- _INSTRUCTION_
Write out the rows below word for word, everything from the start of the rows down to the line that contains "Text: N: N [140, 103, 148, 113]", both ends included.

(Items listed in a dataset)
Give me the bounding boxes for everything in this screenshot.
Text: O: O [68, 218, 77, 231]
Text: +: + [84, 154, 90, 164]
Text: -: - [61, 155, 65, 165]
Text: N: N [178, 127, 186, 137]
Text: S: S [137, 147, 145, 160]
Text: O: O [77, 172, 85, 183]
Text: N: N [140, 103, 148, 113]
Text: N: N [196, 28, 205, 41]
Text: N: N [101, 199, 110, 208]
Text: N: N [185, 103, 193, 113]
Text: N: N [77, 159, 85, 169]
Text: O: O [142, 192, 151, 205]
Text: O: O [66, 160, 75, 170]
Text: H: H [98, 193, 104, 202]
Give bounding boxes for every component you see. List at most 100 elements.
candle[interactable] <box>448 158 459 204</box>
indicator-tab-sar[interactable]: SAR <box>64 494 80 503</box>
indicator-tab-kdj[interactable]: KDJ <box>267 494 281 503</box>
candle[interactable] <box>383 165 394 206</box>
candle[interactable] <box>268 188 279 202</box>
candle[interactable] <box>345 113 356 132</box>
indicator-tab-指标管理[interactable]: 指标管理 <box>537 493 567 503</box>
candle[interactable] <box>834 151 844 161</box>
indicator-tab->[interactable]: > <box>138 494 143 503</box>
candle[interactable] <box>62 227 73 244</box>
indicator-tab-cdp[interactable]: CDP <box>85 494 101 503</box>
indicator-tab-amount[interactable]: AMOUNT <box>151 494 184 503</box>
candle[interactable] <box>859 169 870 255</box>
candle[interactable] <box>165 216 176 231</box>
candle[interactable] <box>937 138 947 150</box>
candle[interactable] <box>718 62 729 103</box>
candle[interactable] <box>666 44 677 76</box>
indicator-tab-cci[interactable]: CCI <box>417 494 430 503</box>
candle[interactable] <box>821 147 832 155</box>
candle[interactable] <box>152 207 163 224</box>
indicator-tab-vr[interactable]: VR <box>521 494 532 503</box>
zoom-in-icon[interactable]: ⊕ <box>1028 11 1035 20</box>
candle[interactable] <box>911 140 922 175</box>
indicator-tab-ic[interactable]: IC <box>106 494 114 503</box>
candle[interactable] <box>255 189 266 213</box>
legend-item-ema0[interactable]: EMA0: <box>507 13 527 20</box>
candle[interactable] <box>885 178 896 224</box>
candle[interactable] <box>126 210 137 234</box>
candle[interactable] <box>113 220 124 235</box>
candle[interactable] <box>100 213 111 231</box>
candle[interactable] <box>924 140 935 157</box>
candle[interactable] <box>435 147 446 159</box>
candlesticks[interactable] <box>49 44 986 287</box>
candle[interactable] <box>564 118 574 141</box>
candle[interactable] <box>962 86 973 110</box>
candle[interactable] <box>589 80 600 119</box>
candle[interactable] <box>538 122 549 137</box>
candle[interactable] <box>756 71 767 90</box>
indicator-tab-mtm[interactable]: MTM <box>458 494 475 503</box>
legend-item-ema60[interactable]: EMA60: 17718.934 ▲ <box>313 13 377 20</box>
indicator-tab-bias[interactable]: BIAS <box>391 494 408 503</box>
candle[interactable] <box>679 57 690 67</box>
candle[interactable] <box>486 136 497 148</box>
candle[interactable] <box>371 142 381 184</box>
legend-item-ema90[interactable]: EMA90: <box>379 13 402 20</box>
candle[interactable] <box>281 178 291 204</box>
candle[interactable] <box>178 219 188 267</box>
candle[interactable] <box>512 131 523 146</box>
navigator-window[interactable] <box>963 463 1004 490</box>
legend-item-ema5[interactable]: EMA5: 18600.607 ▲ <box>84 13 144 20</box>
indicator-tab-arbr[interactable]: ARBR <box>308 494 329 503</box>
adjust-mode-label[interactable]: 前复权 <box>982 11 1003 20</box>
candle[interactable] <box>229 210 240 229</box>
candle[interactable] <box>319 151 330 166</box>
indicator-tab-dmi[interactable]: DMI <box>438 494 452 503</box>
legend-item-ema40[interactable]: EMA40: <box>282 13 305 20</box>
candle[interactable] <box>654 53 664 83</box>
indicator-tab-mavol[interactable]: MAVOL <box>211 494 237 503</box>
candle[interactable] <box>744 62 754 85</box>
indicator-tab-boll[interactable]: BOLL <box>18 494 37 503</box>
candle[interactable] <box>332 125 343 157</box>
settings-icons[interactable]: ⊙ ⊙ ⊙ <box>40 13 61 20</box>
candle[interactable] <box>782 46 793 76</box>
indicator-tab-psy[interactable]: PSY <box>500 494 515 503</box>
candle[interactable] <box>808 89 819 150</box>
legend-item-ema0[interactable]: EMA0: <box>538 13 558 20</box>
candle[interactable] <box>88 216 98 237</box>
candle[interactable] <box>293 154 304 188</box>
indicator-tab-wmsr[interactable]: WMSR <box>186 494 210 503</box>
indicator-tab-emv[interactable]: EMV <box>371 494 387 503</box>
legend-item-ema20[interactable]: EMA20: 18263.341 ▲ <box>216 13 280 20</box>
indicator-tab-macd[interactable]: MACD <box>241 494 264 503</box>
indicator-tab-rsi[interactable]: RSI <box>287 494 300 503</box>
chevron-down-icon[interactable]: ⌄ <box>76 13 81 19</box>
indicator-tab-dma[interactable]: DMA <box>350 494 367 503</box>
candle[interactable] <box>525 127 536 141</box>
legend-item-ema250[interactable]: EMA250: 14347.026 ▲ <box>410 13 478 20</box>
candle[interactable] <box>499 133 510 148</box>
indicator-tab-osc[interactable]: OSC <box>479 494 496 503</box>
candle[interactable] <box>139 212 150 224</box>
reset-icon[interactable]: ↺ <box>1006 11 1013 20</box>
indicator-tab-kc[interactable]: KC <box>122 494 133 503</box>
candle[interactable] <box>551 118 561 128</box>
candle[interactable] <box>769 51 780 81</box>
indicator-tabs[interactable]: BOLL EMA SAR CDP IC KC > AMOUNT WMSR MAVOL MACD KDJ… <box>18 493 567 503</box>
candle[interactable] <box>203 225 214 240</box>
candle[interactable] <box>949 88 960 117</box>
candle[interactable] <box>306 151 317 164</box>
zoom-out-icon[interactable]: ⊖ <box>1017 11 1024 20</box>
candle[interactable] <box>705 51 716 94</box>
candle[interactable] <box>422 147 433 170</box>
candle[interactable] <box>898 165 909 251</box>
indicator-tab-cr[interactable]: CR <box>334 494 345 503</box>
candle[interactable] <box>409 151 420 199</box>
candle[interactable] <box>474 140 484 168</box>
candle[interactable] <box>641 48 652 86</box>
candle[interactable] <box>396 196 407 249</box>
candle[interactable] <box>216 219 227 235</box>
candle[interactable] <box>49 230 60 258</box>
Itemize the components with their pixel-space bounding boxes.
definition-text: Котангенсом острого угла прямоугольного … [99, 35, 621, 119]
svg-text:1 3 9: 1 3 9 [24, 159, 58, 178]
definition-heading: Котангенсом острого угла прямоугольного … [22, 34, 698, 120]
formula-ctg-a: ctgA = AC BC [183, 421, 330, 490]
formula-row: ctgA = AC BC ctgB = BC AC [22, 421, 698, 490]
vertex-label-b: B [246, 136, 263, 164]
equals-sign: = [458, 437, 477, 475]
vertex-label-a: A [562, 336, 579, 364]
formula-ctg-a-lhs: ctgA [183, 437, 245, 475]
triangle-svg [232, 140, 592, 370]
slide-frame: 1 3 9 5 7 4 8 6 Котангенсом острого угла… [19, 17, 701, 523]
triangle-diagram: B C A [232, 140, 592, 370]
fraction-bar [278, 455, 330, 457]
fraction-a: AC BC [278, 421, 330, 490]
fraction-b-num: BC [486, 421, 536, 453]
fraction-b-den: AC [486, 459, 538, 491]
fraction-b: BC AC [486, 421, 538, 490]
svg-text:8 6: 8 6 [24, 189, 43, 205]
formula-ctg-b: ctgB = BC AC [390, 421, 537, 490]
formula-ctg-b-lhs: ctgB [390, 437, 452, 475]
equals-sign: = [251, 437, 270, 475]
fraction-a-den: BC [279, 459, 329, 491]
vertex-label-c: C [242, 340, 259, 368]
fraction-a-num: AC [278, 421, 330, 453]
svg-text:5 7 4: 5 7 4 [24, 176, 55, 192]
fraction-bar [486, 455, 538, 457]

- _OUTPUT_
Give me the bounding boxes for everything in this screenshot.
Text: O: O [68, 218, 77, 231]
Text: +: + [84, 154, 90, 164]
Text: -: - [61, 155, 65, 165]
Text: N: N [178, 127, 186, 137]
Text: S: S [137, 147, 145, 160]
Text: O: O [77, 172, 85, 183]
Text: N: N [140, 103, 148, 113]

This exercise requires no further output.